-------- Textauszug zum Lesen
Folge 966

Trambahnen und Schmugglerzüge in Äthiopien

Stand
Autor/in
Rüdiger Lorenz

Äthiopien ist anders. Es gibt noch die Armut, aber Äthiopien hat gleichzeitig mit das höchste Wirtschaftswachstum in Afrika. Karl Heinz Böhm war gestern, das Heute bestimmen die Äthiopier selbst, und die Chinesen. Die haben das Potential erkannt, das in diesem bevölkerungsreichen Land (100 Mill. Einwohner) steckt. Während Europa seine Chance verschläft, arbeiten Chinesen und auch Türken an gigantischen Infrastrukturmaßnahmen, vor allem auf dem Bahnsektor.
----------------
-------- Bereitgestellte Daten
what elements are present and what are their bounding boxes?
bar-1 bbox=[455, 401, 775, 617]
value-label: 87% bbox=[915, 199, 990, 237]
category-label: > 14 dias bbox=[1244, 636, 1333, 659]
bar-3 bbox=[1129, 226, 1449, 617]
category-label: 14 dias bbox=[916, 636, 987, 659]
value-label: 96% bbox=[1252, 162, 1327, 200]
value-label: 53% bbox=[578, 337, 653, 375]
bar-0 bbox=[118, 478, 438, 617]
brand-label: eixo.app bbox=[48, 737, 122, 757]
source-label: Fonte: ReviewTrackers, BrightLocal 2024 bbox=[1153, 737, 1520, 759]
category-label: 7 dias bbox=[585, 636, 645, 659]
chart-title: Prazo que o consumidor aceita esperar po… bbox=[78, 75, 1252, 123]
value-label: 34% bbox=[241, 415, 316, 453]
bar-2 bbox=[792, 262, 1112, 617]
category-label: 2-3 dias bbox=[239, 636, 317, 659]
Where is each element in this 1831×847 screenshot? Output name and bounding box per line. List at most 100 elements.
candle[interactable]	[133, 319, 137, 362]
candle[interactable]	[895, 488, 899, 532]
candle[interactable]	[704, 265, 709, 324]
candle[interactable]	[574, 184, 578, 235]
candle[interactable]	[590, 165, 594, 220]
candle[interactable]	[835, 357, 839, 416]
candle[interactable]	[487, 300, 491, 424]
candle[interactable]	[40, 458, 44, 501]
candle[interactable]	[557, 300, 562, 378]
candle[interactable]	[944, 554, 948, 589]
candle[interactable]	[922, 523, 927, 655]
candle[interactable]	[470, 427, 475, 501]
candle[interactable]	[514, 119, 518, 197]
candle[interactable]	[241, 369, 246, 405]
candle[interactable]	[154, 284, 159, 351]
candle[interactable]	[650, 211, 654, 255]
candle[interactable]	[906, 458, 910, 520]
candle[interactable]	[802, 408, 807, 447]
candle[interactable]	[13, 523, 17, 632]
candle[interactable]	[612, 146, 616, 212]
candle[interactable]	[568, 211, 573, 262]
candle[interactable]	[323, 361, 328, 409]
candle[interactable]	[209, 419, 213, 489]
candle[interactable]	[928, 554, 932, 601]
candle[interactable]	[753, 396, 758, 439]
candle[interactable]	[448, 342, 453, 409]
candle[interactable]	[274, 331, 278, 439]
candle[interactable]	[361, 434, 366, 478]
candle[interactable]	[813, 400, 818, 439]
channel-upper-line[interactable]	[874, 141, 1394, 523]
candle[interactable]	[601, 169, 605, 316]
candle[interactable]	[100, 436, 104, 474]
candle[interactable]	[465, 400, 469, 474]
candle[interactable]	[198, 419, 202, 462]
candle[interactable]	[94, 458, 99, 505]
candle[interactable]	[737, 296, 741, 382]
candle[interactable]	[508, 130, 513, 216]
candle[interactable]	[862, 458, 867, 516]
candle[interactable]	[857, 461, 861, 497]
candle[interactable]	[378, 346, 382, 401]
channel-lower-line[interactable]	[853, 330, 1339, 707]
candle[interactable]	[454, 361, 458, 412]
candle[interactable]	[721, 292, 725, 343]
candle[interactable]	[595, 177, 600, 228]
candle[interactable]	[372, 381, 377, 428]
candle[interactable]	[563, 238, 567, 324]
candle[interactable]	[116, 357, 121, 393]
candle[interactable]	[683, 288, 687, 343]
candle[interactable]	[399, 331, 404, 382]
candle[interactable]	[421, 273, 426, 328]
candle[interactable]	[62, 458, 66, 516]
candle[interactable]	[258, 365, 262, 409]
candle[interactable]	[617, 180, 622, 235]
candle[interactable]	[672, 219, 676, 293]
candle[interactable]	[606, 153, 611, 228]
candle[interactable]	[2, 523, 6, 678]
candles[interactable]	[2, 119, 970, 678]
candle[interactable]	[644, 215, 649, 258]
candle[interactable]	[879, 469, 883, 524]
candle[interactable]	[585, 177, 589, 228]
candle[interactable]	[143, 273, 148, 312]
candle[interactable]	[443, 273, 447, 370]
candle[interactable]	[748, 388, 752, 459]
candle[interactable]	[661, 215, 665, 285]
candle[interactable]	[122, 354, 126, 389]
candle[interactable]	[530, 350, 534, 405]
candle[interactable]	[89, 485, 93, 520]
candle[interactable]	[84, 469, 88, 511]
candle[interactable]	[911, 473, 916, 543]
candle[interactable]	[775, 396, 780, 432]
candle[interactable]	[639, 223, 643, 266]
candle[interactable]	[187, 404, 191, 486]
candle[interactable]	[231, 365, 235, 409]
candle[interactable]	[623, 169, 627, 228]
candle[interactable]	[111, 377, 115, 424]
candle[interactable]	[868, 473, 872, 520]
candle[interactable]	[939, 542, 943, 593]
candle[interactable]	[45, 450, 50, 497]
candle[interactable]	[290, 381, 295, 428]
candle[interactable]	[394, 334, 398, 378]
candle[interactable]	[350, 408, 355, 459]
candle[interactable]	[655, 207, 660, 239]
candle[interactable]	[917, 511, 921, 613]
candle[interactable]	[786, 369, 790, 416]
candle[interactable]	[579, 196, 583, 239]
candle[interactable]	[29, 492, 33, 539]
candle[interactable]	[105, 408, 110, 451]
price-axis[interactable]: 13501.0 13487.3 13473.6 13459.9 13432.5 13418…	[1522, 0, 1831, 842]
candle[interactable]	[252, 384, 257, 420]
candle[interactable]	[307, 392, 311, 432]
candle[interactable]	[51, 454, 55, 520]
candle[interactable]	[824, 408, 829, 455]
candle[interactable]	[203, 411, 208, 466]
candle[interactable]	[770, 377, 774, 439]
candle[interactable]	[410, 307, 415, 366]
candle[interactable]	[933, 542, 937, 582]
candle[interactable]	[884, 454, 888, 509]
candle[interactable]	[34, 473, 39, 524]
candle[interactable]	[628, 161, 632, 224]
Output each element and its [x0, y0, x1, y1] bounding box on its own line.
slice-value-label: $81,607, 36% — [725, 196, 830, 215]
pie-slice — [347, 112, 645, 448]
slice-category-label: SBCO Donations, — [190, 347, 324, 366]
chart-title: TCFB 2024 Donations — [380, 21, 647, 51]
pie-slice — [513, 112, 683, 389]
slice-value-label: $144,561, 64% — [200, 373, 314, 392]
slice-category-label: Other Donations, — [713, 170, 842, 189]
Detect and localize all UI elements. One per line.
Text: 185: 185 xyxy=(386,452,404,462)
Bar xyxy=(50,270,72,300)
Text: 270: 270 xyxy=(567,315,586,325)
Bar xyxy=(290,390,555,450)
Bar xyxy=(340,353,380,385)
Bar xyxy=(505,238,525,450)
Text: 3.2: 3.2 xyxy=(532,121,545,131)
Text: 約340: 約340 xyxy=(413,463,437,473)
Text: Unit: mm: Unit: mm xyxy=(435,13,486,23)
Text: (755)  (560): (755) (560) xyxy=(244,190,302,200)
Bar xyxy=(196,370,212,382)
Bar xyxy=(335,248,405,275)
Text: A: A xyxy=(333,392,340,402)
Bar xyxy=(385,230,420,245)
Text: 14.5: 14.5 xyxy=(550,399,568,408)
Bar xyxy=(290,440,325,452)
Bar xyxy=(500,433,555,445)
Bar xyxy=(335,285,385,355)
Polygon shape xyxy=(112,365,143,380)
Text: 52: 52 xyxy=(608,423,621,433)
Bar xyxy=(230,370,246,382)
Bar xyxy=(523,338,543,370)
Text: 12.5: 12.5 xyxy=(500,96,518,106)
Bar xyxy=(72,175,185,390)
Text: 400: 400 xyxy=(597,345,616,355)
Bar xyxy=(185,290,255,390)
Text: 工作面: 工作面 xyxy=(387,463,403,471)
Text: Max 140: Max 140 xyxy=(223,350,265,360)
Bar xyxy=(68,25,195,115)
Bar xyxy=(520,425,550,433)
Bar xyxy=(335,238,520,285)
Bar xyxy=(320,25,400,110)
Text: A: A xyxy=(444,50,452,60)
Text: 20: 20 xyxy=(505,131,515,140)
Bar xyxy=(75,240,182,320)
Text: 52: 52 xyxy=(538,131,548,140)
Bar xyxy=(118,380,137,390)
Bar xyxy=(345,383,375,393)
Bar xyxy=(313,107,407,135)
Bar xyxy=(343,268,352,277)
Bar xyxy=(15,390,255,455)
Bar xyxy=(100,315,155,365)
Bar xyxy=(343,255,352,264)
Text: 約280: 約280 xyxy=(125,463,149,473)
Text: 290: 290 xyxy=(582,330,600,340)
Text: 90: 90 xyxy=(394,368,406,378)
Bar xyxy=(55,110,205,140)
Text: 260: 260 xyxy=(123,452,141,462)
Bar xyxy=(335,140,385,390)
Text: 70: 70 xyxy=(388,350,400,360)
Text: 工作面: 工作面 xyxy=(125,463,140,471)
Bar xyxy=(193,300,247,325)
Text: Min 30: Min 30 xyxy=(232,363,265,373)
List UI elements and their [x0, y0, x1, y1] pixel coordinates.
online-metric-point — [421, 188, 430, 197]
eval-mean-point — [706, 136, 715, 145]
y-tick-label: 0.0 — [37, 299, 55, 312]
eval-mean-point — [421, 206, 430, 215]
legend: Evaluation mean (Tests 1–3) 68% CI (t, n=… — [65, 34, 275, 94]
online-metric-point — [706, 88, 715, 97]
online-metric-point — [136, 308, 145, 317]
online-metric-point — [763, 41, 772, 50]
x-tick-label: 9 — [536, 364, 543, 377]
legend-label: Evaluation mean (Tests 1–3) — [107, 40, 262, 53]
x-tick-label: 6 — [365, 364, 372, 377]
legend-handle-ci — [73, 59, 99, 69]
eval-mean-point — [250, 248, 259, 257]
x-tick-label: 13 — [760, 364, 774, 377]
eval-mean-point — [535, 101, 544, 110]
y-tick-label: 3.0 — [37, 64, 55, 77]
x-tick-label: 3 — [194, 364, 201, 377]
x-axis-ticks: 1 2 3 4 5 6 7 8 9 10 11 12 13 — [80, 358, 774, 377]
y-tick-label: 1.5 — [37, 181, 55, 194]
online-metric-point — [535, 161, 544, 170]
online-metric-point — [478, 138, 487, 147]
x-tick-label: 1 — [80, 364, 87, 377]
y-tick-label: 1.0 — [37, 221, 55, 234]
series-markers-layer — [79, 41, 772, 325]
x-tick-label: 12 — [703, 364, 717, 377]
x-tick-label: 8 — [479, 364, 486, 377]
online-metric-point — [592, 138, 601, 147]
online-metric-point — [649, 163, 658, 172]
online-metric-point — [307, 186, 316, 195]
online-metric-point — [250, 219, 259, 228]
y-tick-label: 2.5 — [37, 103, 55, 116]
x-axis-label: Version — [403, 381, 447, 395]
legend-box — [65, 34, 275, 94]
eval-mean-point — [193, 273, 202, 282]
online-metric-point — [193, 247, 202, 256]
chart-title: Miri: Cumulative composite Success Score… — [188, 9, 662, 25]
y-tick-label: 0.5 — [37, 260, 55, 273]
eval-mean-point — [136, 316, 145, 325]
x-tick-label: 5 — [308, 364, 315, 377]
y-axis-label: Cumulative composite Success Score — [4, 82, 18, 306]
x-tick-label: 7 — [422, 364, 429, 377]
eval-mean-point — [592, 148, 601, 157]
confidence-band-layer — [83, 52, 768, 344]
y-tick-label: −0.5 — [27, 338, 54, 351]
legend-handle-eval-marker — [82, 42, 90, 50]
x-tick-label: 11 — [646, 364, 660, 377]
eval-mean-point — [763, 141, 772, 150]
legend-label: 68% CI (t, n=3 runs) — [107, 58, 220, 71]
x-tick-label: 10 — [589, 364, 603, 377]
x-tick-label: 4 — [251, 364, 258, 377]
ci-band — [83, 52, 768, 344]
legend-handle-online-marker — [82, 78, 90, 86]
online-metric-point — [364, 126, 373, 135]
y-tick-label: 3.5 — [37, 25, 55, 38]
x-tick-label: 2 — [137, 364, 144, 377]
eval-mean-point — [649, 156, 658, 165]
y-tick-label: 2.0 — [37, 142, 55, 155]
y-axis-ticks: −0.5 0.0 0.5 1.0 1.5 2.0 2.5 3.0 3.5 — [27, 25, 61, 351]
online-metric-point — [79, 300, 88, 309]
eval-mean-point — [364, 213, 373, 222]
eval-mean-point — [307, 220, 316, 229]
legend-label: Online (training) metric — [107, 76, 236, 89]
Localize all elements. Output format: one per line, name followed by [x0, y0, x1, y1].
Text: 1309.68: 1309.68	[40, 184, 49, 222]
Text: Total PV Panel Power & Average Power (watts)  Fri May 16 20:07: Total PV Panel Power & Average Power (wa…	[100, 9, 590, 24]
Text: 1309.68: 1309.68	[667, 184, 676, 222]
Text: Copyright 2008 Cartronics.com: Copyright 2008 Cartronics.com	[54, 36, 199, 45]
----------------
Schriftliche Aufgaben:
1. Überarbeite den Text über die Bahnen in Äthiopien: Gib ihn beginnend mit „Äthiopien ist anders.“ und endend mit „auf dem Bahnsektor.“ erneut wieder, ersetze darin aber „Europa“ durch „der Westen“.
2. Knüpfe an das Ende des Textes über die Bahnen in Äthiopien an und schreibe ihn weiter.

Antworten je Aufgabe:
1.
Äthiopien ist anders. Es gibt noch die Armut, aber Äthiopien hat gleichzeitig mit das höchste Wirtschaftswachstum in Afrika. Karl Heinz Böhm war gestern, das Heute bestimmen die Äthiopier selbst, und die Chinesen. Die haben das Potential erkannt, das in diesem bevölkerungsreichen Land (100 Mill. Einwohner) steckt. Während der Westen seine Chance verschläft, arbeiten Chinesen und auch Türken an gigantischen Infrastrukturmaßnahmen, vor allem auf dem Bahnsektor.

2.
Das Eisenbahn-Romantik Team war vier Wochen in diesem gegensätzlichen Land unterwegs: Zwischen dem Stadtstaat Djibouti am Golf von Aden und der auf 2400 Meter Höhe gelegenen Hauptstadt Addis Abeba, auf der modernsten Bahnlinie Afrikas, 800 Km voll elektrifiziert. Mit Schmugglern im letzten Zug der alten Kaiserlichen Bahn von Dire Dawa durch die Wüste an die Grenze Richtung Norden und mit der Straßenbahn von Kaliti bis Menelik II.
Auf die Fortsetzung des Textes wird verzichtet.